(The problem): Return all entries precisely as they stand, without the images.

── Entries shown ──

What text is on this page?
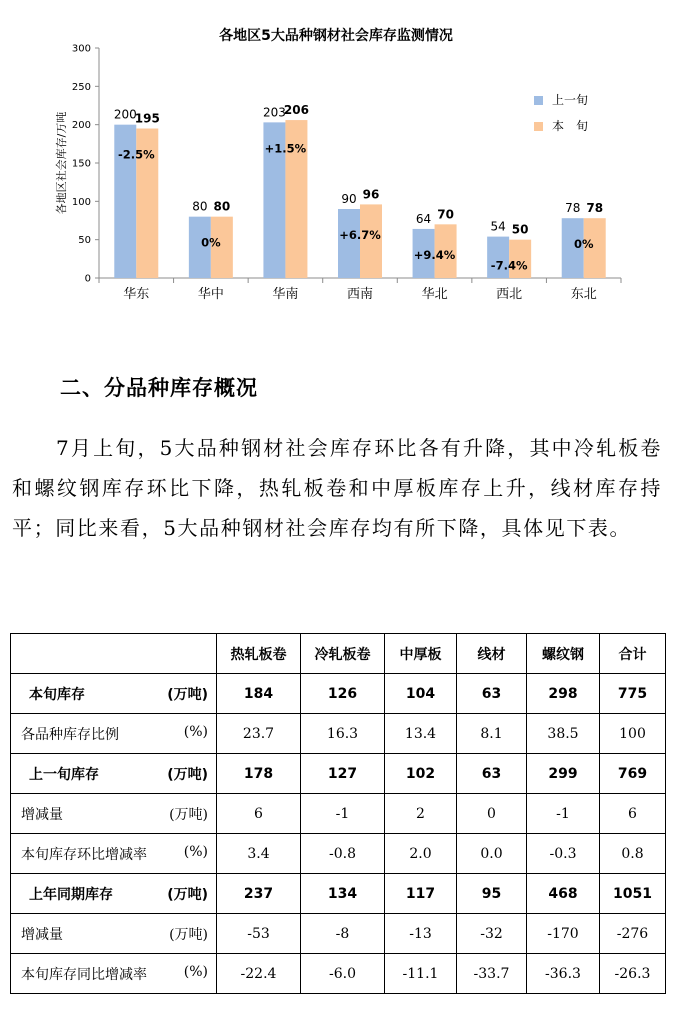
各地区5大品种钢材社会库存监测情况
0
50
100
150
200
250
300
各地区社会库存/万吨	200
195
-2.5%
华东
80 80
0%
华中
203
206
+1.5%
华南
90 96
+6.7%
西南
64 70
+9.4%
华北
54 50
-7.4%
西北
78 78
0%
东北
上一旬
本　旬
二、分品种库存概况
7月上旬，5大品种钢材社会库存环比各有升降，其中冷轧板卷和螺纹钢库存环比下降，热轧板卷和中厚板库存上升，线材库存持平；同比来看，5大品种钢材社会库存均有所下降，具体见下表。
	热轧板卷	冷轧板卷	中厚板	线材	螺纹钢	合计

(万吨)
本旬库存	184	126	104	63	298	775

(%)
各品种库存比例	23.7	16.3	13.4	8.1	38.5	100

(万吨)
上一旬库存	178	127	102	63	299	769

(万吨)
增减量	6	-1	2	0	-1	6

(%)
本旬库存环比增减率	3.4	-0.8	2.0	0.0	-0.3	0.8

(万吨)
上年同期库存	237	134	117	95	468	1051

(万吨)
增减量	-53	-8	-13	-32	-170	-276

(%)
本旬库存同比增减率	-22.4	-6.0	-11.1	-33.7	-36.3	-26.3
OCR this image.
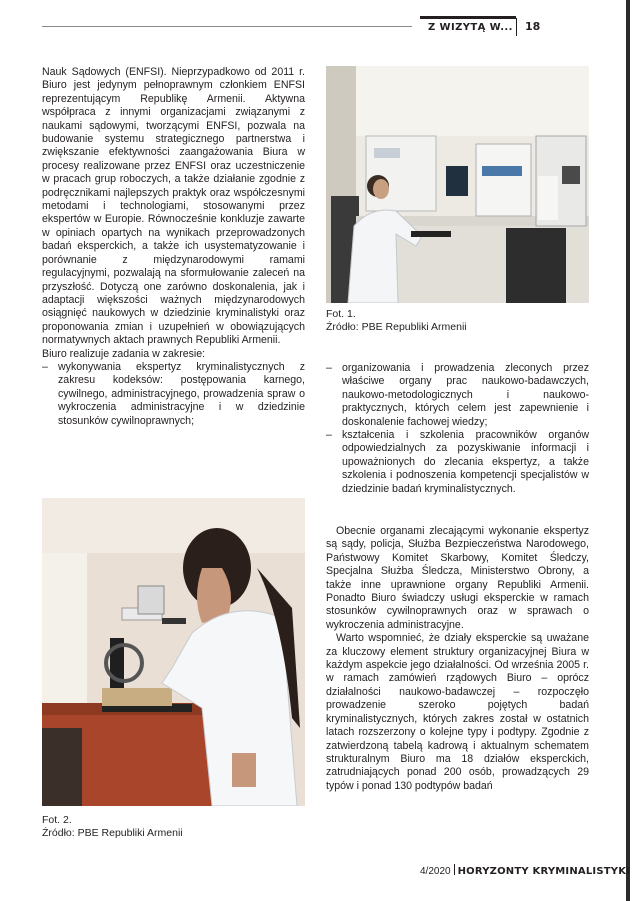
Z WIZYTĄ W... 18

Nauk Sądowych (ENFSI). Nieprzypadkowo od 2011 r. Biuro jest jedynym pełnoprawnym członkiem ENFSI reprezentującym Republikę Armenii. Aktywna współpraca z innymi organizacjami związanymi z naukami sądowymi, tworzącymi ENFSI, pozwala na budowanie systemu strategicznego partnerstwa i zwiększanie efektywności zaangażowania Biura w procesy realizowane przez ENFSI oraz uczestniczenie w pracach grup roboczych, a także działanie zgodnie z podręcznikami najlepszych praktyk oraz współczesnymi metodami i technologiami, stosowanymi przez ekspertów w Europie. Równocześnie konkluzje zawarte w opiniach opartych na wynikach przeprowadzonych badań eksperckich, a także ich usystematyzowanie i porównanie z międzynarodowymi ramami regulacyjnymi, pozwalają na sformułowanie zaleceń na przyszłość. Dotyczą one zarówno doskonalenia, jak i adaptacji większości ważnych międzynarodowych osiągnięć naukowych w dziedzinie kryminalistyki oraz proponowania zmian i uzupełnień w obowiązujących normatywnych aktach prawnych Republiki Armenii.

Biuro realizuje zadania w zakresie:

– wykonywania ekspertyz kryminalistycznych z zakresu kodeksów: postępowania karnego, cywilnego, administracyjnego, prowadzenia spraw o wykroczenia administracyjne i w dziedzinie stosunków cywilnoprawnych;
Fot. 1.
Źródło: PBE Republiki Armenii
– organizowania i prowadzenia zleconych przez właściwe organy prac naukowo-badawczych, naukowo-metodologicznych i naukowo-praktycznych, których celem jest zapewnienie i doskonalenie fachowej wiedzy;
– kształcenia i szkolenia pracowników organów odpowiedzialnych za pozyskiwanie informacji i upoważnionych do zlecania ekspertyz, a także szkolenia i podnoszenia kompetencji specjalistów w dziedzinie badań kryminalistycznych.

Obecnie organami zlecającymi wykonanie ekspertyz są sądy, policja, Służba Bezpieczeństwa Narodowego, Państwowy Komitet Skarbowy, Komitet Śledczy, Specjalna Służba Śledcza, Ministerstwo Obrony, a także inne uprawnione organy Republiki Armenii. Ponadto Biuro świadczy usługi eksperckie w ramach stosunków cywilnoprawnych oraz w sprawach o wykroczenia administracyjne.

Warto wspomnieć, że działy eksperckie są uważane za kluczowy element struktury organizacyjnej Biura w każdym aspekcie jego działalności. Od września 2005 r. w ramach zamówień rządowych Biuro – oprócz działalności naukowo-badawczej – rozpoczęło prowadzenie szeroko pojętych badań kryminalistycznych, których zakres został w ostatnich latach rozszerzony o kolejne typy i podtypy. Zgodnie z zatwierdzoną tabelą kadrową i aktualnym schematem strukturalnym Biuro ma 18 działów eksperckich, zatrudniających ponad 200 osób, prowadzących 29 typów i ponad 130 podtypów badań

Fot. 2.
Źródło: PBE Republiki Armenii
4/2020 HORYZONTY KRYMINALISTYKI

───

(Finished task):
What text is on this page?
各地区5大品种钢材社会库存监测情况
0
50
100
150
200
250
300
各地区社会库存/万吨	200
195
-2.5%
华东
80 80
0%
华中
203
206
+1.5%
华南
90 96
+6.7%
西南
64 70
+9.4%
华北
54 50
-7.4%
西北
78 78
0%
东北
上一旬
本　旬
二、分品种库存概况
7月上旬，5大品种钢材社会库存环比各有升降，其中冷轧板卷和螺纹钢库存环比下降，热轧板卷和中厚板库存上升，线材库存持平；同比来看，5大品种钢材社会库存均有所下降，具体见下表。
	热轧板卷	冷轧板卷	中厚板	线材	螺纹钢	合计

(万吨)
本旬库存	184	126	104	63	298	775

(%)
各品种库存比例	23.7	16.3	13.4	8.1	38.5	100

(万吨)
上一旬库存	178	127	102	63	299	769

(万吨)
增减量	6	-1	2	0	-1	6

(%)
本旬库存环比增减率	3.4	-0.8	2.0	0.0	-0.3	0.8

(万吨)
上年同期库存	237	134	117	95	468	1051

(万吨)
增减量	-53	-8	-13	-32	-170	-276

(%)
本旬库存同比增减率	-22.4	-6.0	-11.1	-33.7	-36.3	-26.3
OCR this image.
Z WIZYTĄ W... 18

Nauk Sądowych (ENFSI). Nieprzypadkowo od 2011 r. Biuro jest jedynym pełnoprawnym członkiem ENFSI reprezentującym Republikę Armenii. Aktywna współpraca z innymi organizacjami związanymi z naukami sądowymi, tworzącymi ENFSI, pozwala na budowanie systemu strategicznego partnerstwa i zwiększanie efektywności zaangażowania Biura w procesy realizowane przez ENFSI oraz uczestniczenie w pracach grup roboczych, a także działanie zgodnie z podręcznikami najlepszych praktyk oraz współczesnymi metodami i technologiami, stosowanymi przez ekspertów w Europie. Równocześnie konkluzje zawarte w opiniach opartych na wynikach przeprowadzonych badań eksperckich, a także ich usystematyzowanie i porównanie z międzynarodowymi ramami regulacyjnymi, pozwalają na sformułowanie zaleceń na przyszłość. Dotyczą one zarówno doskonalenia, jak i adaptacji większości ważnych międzynarodowych osiągnięć naukowych w dziedzinie kryminalistyki oraz proponowania zmian i uzupełnień w obowiązujących normatywnych aktach prawnych Republiki Armenii.

Biuro realizuje zadania w zakresie:

– wykonywania ekspertyz kryminalistycznych z zakresu kodeksów: postępowania karnego, cywilnego, administracyjnego, prowadzenia spraw o wykroczenia administracyjne i w dziedzinie stosunków cywilnoprawnych;
Fot. 1.
Źródło: PBE Republiki Armenii
– organizowania i prowadzenia zleconych przez właściwe organy prac naukowo-badawczych, naukowo-metodologicznych i naukowo-praktycznych, których celem jest zapewnienie i doskonalenie fachowej wiedzy;
– kształcenia i szkolenia pracowników organów odpowiedzialnych za pozyskiwanie informacji i upoważnionych do zlecania ekspertyz, a także szkolenia i podnoszenia kompetencji specjalistów w dziedzinie badań kryminalistycznych.

Obecnie organami zlecającymi wykonanie ekspertyz są sądy, policja, Służba Bezpieczeństwa Narodowego, Państwowy Komitet Skarbowy, Komitet Śledczy, Specjalna Służba Śledcza, Ministerstwo Obrony, a także inne uprawnione organy Republiki Armenii. Ponadto Biuro świadczy usługi eksperckie w ramach stosunków cywilnoprawnych oraz w sprawach o wykroczenia administracyjne.

Warto wspomnieć, że działy eksperckie są uważane za kluczowy element struktury organizacyjnej Biura w każdym aspekcie jego działalności. Od września 2005 r. w ramach zamówień rządowych Biuro – oprócz działalności naukowo-badawczej – rozpoczęło prowadzenie szeroko pojętych badań kryminalistycznych, których zakres został w ostatnich latach rozszerzony o kolejne typy i podtypy. Zgodnie z zatwierdzoną tabelą kadrową i aktualnym schematem strukturalnym Biuro ma 18 działów eksperckich, zatrudniających ponad 200 osób, prowadzących 29 typów i ponad 130 podtypów badań

Fot. 2.
Źródło: PBE Republiki Armenii
4/2020 HORYZONTY KRYMINALISTYKI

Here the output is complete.